— TEXTE D'ÉTUDE —
Par ailleurs, les inquiétudes montent en Chine à propos de la fin des « quarante glorieuses » ainsi que de l’opposition et de la mobilisation internationales croissantes que suscitent les ambitions de puissance et la volonté d’expansion revendiquées par Xi Jinping.
Le défaut d’Evergrande, le 9 décembre 2021, suivi par celui de nombreux promoteurs, illustre la gravité de la crise du marché immobilier et du modèle de croissance fondé sur la dette.
L’immobilier représente 30 % du PIB et compte pour 40 % du patrimoine des ménages. Les prix ont été multipliés par 6 depuis 2002 et il faut près de 40 années de salaire moyen pour acheter un appartement dans des tours dont l’espérance de vie est de trente ans. Le secteur fait désormais face à 3 milliards de mètres carrés invendus et à une dette insoutenable de 4 700 milliards de dollars. Ceci crée un risque pour la stabilité financière et marque l’achèvement du cycle de l’hyper-croissance chinoise, porté par l’immobilier et les exportations de biens manufacturés.

— CONSIGNE —
Transcrivez à l'identique, dans le texte sur la crise immobilière en Chine, tout ce qui va de « L’immobilier représente 30 » jusqu'à « de biens manufacturés. ». Les entrées ne sont d'aucune utilité ici.

— DONNÉES DE L'EXERCICE —
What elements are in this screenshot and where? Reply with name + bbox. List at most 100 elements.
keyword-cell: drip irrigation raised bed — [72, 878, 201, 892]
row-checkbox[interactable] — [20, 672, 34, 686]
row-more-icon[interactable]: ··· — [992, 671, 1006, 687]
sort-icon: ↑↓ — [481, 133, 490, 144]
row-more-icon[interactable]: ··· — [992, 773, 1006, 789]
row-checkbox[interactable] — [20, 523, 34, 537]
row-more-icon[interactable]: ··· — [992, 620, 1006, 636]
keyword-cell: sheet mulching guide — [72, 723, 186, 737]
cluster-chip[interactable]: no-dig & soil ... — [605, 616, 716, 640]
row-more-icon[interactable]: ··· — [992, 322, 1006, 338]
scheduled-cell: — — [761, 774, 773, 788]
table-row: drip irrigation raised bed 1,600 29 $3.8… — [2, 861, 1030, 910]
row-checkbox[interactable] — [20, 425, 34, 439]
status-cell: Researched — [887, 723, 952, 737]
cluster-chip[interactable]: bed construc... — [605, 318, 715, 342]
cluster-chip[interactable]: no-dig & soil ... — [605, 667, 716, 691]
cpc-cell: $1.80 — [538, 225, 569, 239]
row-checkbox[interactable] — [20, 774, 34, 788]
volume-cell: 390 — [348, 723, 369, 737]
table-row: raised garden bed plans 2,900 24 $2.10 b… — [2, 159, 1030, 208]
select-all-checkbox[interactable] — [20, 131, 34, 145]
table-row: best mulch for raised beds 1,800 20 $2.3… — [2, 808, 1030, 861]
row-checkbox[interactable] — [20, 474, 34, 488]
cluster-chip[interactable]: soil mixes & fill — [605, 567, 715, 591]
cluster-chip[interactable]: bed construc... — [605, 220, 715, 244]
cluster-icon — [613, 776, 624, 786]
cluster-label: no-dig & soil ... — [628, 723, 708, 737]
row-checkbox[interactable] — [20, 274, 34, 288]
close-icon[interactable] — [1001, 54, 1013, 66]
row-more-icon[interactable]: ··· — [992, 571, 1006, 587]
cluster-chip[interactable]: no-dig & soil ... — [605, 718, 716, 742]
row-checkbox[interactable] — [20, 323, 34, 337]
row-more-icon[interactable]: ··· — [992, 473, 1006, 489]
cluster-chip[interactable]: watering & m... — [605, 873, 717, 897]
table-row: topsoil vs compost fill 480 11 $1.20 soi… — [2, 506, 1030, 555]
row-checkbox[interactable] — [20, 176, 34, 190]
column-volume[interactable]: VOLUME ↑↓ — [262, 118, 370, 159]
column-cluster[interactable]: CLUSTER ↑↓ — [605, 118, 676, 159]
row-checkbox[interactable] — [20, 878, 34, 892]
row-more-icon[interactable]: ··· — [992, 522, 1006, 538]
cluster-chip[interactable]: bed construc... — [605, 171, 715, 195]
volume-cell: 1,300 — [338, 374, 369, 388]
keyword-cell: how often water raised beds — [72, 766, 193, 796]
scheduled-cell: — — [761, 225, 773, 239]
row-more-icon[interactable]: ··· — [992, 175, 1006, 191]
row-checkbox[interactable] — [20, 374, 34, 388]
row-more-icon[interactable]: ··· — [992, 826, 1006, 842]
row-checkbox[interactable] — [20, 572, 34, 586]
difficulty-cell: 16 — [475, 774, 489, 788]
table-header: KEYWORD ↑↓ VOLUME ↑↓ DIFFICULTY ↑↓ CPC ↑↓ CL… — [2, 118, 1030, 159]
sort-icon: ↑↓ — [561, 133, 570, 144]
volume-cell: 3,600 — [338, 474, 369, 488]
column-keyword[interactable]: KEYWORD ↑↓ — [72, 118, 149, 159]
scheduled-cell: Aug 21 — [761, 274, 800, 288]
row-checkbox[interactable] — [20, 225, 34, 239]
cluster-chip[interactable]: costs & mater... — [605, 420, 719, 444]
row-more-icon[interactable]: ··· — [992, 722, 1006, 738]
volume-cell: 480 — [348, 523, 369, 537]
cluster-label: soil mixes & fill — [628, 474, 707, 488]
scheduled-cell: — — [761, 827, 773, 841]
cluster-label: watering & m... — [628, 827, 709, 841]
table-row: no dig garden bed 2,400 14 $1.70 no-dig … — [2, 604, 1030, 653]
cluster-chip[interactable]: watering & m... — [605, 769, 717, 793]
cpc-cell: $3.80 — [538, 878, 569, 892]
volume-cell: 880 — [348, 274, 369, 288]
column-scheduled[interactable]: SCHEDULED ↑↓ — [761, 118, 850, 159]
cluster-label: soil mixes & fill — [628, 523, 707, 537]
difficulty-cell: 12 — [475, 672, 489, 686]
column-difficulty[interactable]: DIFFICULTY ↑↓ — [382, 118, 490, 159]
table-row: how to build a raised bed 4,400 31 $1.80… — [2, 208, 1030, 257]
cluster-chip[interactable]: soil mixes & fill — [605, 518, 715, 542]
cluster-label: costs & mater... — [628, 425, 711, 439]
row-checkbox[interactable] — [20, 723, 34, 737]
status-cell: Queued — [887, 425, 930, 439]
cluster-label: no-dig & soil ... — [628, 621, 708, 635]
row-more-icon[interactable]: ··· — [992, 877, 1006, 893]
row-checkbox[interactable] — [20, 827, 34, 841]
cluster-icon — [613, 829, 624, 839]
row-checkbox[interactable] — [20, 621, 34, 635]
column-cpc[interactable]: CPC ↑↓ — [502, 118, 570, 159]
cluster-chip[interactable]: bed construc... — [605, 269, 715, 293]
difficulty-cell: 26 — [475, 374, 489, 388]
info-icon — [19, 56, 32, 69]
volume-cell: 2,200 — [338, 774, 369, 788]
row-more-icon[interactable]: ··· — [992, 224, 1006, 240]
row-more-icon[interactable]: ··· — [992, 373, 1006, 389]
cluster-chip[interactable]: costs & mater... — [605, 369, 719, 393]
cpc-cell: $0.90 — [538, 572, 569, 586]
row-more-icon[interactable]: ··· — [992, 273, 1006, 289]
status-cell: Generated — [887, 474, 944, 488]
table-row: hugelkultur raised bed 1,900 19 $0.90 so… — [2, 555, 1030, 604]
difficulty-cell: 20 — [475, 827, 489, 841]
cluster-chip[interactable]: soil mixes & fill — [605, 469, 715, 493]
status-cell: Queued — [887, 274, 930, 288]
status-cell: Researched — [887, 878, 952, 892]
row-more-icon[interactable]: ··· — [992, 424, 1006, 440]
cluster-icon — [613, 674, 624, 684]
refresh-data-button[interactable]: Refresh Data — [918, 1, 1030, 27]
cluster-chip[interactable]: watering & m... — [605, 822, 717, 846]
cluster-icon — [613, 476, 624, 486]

— ZONE DE RÉPONSE —
L’immobilier représente 30 % du PIB et compte pour 40 % du patrimoine des ménages. Les prix ont été multipliés par 6 depuis 2002 et il faut près de 40 années de salaire moyen pour acheter un appartement dans des tours dont l’espérance de vie est de trente ans. Le secteur fait désormais face à 3 milliards de mètres carrés invendus et à une dette insoutenable de 4 700 milliards de dollars. Ceci crée un risque pour la stabilité financière et marque l’achèvement du cycle de l’hyper-croissance chinoise, porté par l’immobilier et les exportations de biens manufacturés.